Data entries
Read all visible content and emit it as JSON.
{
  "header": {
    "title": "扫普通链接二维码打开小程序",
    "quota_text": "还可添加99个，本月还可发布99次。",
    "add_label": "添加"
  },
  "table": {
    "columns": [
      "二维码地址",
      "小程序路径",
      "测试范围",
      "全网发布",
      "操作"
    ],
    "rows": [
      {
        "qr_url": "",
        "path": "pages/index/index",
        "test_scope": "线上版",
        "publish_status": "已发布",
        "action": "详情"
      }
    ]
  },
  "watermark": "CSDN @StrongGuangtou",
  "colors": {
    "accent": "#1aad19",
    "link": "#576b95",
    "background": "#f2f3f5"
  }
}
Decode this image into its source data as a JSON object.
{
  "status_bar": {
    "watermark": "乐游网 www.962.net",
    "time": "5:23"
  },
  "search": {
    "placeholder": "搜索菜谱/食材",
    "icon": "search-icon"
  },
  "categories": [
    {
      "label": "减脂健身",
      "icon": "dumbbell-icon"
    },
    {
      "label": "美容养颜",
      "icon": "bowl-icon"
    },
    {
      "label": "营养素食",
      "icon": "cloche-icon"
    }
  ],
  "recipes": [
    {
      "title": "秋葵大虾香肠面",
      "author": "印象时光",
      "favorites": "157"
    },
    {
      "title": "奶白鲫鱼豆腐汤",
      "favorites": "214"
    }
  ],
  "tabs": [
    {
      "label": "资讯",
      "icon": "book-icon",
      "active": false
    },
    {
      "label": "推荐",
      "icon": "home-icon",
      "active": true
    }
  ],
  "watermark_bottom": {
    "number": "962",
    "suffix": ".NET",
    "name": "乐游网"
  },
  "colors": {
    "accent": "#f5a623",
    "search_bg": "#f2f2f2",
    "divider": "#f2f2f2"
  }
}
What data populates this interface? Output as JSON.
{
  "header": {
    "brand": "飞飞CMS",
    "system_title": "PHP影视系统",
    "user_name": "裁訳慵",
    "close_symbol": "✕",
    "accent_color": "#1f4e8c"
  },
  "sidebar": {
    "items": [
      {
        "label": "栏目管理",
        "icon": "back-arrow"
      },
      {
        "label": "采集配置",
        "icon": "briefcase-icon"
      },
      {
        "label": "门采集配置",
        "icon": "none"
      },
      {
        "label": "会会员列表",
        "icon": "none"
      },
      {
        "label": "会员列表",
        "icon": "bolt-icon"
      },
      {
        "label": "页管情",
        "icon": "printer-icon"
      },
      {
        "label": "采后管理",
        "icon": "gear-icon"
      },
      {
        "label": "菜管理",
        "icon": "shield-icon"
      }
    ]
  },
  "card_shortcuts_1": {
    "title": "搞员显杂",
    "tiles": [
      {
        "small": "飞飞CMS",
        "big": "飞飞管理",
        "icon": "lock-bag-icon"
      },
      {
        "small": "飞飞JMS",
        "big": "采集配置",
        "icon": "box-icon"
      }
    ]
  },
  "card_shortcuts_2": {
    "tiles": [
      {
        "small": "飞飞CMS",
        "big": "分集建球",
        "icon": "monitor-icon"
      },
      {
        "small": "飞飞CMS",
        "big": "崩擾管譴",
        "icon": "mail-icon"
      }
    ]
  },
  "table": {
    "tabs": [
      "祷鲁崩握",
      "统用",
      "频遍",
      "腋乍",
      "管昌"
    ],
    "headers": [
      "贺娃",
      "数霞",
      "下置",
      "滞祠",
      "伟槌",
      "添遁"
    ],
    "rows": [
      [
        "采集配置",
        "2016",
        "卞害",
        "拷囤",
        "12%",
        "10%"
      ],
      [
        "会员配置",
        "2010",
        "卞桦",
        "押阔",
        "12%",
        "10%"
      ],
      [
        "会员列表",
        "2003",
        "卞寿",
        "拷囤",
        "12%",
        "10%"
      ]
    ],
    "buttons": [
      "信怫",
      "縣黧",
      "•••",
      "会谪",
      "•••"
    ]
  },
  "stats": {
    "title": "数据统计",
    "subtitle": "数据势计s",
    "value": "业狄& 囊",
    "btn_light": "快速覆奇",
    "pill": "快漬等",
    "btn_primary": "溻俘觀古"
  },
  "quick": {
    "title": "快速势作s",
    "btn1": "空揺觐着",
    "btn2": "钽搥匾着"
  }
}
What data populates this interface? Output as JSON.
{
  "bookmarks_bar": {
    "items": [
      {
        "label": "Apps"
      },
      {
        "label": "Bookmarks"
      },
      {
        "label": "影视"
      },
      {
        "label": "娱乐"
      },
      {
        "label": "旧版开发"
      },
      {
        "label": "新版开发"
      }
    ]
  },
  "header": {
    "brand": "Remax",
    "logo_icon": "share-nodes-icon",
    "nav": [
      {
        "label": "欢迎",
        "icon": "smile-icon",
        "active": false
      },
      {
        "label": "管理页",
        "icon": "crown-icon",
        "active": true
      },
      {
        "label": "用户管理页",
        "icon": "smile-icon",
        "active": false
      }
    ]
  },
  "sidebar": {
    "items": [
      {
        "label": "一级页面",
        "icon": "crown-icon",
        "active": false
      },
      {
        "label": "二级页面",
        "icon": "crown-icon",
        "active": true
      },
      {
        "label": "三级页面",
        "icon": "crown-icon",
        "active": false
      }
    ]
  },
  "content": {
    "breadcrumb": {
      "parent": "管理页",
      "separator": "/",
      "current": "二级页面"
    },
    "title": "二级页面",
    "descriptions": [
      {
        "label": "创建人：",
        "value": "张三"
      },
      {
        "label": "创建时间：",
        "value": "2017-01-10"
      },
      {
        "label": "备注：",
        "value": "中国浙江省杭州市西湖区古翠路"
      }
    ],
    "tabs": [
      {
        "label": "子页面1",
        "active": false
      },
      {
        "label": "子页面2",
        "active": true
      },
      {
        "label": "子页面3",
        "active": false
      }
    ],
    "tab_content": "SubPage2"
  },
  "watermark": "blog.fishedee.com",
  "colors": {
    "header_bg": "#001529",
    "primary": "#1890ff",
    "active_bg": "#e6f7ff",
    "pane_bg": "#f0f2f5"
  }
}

◆ Task objective ◆
Reproduce all the data word for word.

◆ Written solution ◆
Read all visible content and emit it as JSON.
{
  "header": {
    "title": "扫普通链接二维码打开小程序",
    "quota_text": "还可添加99个，本月还可发布99次。",
    "add_label": "添加"
  },
  "table": {
    "columns": [
      "二维码地址",
      "小程序路径",
      "测试范围",
      "全网发布",
      "操作"
    ],
    "rows": [
      {
        "qr_url": "",
        "path": "pages/index/index",
        "test_scope": "线上版",
        "publish_status": "已发布",
        "action": "详情"
      }
    ]
  },
  "watermark": "CSDN @StrongGuangtou",
  "colors": {
    "accent": "#1aad19",
    "link": "#576b95",
    "background": "#f2f3f5"
  }
}
Decode this image into its source data as a JSON object.
{
  "status_bar": {
    "watermark": "乐游网 www.962.net",
    "time": "5:23"
  },
  "search": {
    "placeholder": "搜索菜谱/食材",
    "icon": "search-icon"
  },
  "categories": [
    {
      "label": "减脂健身",
      "icon": "dumbbell-icon"
    },
    {
      "label": "美容养颜",
      "icon": "bowl-icon"
    },
    {
      "label": "营养素食",
      "icon": "cloche-icon"
    }
  ],
  "recipes": [
    {
      "title": "秋葵大虾香肠面",
      "author": "印象时光",
      "favorites": "157"
    },
    {
      "title": "奶白鲫鱼豆腐汤",
      "favorites": "214"
    }
  ],
  "tabs": [
    {
      "label": "资讯",
      "icon": "book-icon",
      "active": false
    },
    {
      "label": "推荐",
      "icon": "home-icon",
      "active": true
    }
  ],
  "watermark_bottom": {
    "number": "962",
    "suffix": ".NET",
    "name": "乐游网"
  },
  "colors": {
    "accent": "#f5a623",
    "search_bg": "#f2f2f2",
    "divider": "#f2f2f2"
  }
}
What data populates this interface? Output as JSON.
{
  "header": {
    "brand": "飞飞CMS",
    "system_title": "PHP影视系统",
    "user_name": "裁訳慵",
    "close_symbol": "✕",
    "accent_color": "#1f4e8c"
  },
  "sidebar": {
    "items": [
      {
        "label": "栏目管理",
        "icon": "back-arrow"
      },
      {
        "label": "采集配置",
        "icon": "briefcase-icon"
      },
      {
        "label": "门采集配置",
        "icon": "none"
      },
      {
        "label": "会会员列表",
        "icon": "none"
      },
      {
        "label": "会员列表",
        "icon": "bolt-icon"
      },
      {
        "label": "页管情",
        "icon": "printer-icon"
      },
      {
        "label": "采后管理",
        "icon": "gear-icon"
      },
      {
        "label": "菜管理",
        "icon": "shield-icon"
      }
    ]
  },
  "card_shortcuts_1": {
    "title": "搞员显杂",
    "tiles": [
      {
        "small": "飞飞CMS",
        "big": "飞飞管理",
        "icon": "lock-bag-icon"
      },
      {
        "small": "飞飞JMS",
        "big": "采集配置",
        "icon": "box-icon"
      }
    ]
  },
  "card_shortcuts_2": {
    "tiles": [
      {
        "small": "飞飞CMS",
        "big": "分集建球",
        "icon": "monitor-icon"
      },
      {
        "small": "飞飞CMS",
        "big": "崩擾管譴",
        "icon": "mail-icon"
      }
    ]
  },
  "table": {
    "tabs": [
      "祷鲁崩握",
      "统用",
      "频遍",
      "腋乍",
      "管昌"
    ],
    "headers": [
      "贺娃",
      "数霞",
      "下置",
      "滞祠",
      "伟槌",
      "添遁"
    ],
    "rows": [
      [
        "采集配置",
        "2016",
        "卞害",
        "拷囤",
        "12%",
        "10%"
      ],
      [
        "会员配置",
        "2010",
        "卞桦",
        "押阔",
        "12%",
        "10%"
      ],
      [
        "会员列表",
        "2003",
        "卞寿",
        "拷囤",
        "12%",
        "10%"
      ]
    ],
    "buttons": [
      "信怫",
      "縣黧",
      "•••",
      "会谪",
      "•••"
    ]
  },
  "stats": {
    "title": "数据统计",
    "subtitle": "数据势计s",
    "value": "业狄& 囊",
    "btn_light": "快速覆奇",
    "pill": "快漬等",
    "btn_primary": "溻俘觀古"
  },
  "quick": {
    "title": "快速势作s",
    "btn1": "空揺觐着",
    "btn2": "钽搥匾着"
  }
}
What data populates this interface? Output as JSON.
{
  "bookmarks_bar": {
    "items": [
      {
        "label": "Apps"
      },
      {
        "label": "Bookmarks"
      },
      {
        "label": "影视"
      },
      {
        "label": "娱乐"
      },
      {
        "label": "旧版开发"
      },
      {
        "label": "新版开发"
      }
    ]
  },
  "header": {
    "brand": "Remax",
    "logo_icon": "share-nodes-icon",
    "nav": [
      {
        "label": "欢迎",
        "icon": "smile-icon",
        "active": false
      },
      {
        "label": "管理页",
        "icon": "crown-icon",
        "active": true
      },
      {
        "label": "用户管理页",
        "icon": "smile-icon",
        "active": false
      }
    ]
  },
  "sidebar": {
    "items": [
      {
        "label": "一级页面",
        "icon": "crown-icon",
        "active": false
      },
      {
        "label": "二级页面",
        "icon": "crown-icon",
        "active": true
      },
      {
        "label": "三级页面",
        "icon": "crown-icon",
        "active": false
      }
    ]
  },
  "content": {
    "breadcrumb": {
      "parent": "管理页",
      "separator": "/",
      "current": "二级页面"
    },
    "title": "二级页面",
    "descriptions": [
      {
        "label": "创建人：",
        "value": "张三"
      },
      {
        "label": "创建时间：",
        "value": "2017-01-10"
      },
      {
        "label": "备注：",
        "value": "中国浙江省杭州市西湖区古翠路"
      }
    ],
    "tabs": [
      {
        "label": "子页面1",
        "active": false
      },
      {
        "label": "子页面2",
        "active": true
      },
      {
        "label": "子页面3",
        "active": false
      }
    ],
    "tab_content": "SubPage2"
  },
  "watermark": "blog.fishedee.com",
  "colors": {
    "header_bg": "#001529",
    "primary": "#1890ff",
    "active_bg": "#e6f7ff",
    "pane_bg": "#f0f2f5"
  }
}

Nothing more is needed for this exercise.